▶ Work to be completed: Search the data for the string "present" and copy each line where it turns up.

______

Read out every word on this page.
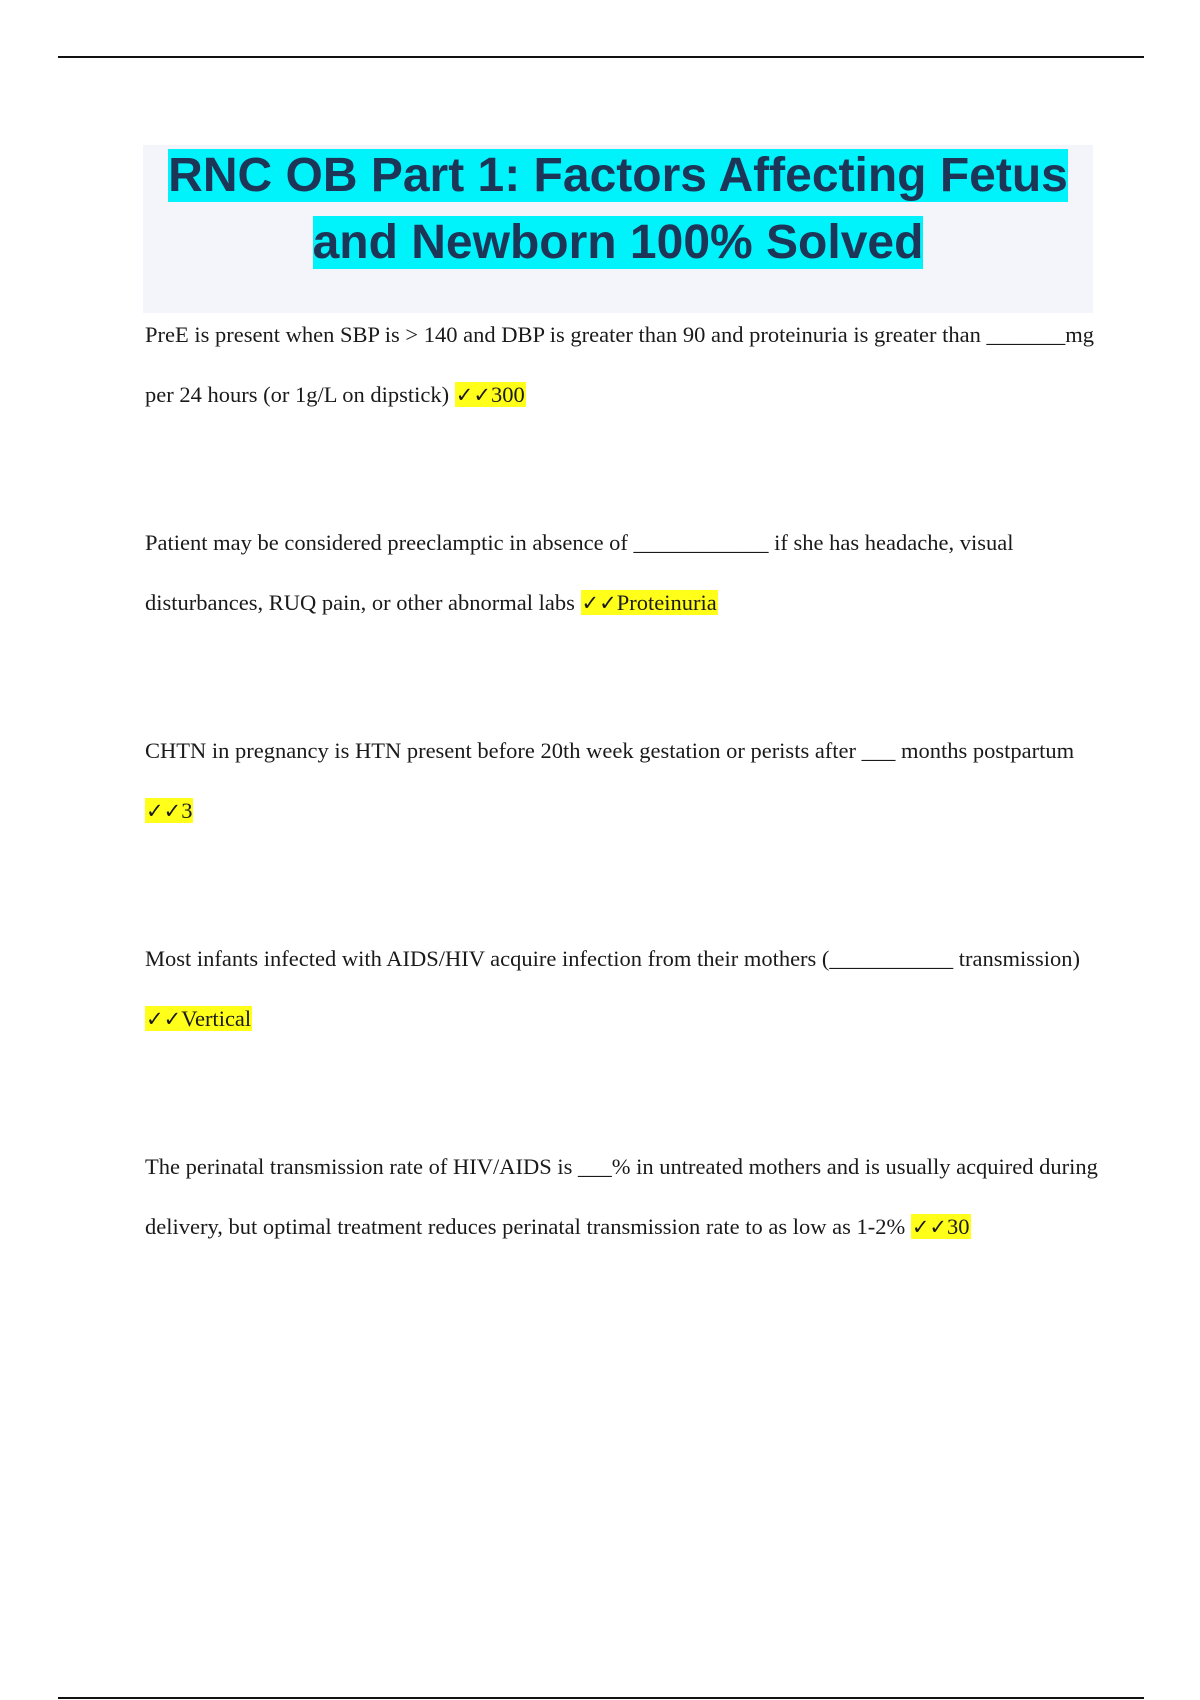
RNC OB Part 1: Factors Affecting Fetus and Newborn 100% Solved

PreE is present when SBP is > 140 and DBP is greater than 90 and proteinuria is greater than _______mg per 24 hours (or 1g/L on dipstick) ✓✓300

Patient may be considered preeclamptic in absence of ____________ if she has headache, visual disturbances, RUQ pain, or other abnormal labs ✓✓Proteinuria

CHTN in pregnancy is HTN present before 20th week gestation or perists after ___ months postpartum ✓✓3

Most infants infected with AIDS/HIV acquire infection from their mothers (___________ transmission) ✓✓Vertical

The perinatal transmission rate of HIV/AIDS is ___% in untreated mothers and is usually acquired during delivery, but optimal treatment reduces perinatal transmission rate to as low as 1-2% ✓✓30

______

▶ Solution for this task:
PreE is present when SBP is > 140 and DBP is greater than 90 and proteinuria is greater than _______mg per 24 hours (or 1g/L on dipstick) ✓✓300
CHTN in pregnancy is HTN present before 20th week gestation or perists after ___ months postpartum ✓✓3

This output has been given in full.